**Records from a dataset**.

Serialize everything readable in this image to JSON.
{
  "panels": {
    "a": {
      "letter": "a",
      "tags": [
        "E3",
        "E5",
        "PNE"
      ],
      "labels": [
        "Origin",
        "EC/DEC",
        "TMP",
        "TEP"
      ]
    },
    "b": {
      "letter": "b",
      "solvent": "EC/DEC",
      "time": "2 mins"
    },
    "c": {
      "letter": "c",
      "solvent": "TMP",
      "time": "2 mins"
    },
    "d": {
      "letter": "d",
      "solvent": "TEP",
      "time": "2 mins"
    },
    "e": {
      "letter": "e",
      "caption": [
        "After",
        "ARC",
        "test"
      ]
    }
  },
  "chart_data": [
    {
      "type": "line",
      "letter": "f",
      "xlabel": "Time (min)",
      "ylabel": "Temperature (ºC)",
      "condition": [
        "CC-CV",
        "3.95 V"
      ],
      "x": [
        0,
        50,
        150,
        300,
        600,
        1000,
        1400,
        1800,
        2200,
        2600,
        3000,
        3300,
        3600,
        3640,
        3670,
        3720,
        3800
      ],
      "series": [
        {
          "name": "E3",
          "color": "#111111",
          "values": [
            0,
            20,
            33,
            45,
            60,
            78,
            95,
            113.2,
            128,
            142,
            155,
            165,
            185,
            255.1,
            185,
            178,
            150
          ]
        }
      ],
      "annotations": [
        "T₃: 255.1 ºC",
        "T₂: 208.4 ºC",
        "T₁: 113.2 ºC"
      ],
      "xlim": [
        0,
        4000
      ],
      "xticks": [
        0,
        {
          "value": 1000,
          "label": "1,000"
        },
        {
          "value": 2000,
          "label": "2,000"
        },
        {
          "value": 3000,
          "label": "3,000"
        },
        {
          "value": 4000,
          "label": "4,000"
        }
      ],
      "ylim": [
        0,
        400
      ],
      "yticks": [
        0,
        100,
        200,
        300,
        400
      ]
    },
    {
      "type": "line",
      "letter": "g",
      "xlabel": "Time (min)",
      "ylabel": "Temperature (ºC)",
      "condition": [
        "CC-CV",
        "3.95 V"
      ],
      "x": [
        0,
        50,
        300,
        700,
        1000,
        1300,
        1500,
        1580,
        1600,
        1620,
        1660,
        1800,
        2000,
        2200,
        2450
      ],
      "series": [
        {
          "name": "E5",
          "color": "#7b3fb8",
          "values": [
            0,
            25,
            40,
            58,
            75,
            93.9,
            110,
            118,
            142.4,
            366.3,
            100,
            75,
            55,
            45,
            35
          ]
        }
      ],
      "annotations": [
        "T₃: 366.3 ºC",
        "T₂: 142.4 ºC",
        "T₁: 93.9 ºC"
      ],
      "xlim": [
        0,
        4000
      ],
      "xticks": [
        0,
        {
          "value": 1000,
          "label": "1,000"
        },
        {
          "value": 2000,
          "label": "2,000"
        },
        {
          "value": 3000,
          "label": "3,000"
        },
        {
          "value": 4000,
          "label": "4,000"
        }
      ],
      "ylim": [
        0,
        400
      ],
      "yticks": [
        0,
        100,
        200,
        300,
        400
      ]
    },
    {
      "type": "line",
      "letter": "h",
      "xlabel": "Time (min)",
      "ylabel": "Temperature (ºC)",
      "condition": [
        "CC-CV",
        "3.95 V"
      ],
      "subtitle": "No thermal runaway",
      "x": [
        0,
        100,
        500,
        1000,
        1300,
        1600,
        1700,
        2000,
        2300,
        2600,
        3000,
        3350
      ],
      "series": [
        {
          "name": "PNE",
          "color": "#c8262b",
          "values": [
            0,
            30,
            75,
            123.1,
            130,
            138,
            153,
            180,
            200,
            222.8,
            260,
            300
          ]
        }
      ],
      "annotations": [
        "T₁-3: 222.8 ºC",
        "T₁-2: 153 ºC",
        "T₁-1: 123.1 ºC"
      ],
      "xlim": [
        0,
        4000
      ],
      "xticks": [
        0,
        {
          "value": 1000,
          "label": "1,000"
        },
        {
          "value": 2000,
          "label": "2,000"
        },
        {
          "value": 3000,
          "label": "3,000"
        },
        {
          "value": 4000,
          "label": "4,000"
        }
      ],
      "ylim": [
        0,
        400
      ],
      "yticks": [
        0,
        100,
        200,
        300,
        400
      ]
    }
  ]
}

**EXERCISE DESCRIPTION**. Scan the material above for the string "solvent" and return the lines that hold it.

**THE OUTPUT**.
      "solvent": "EC/DEC",
      "solvent": "TMP",
      "solvent": "TEP",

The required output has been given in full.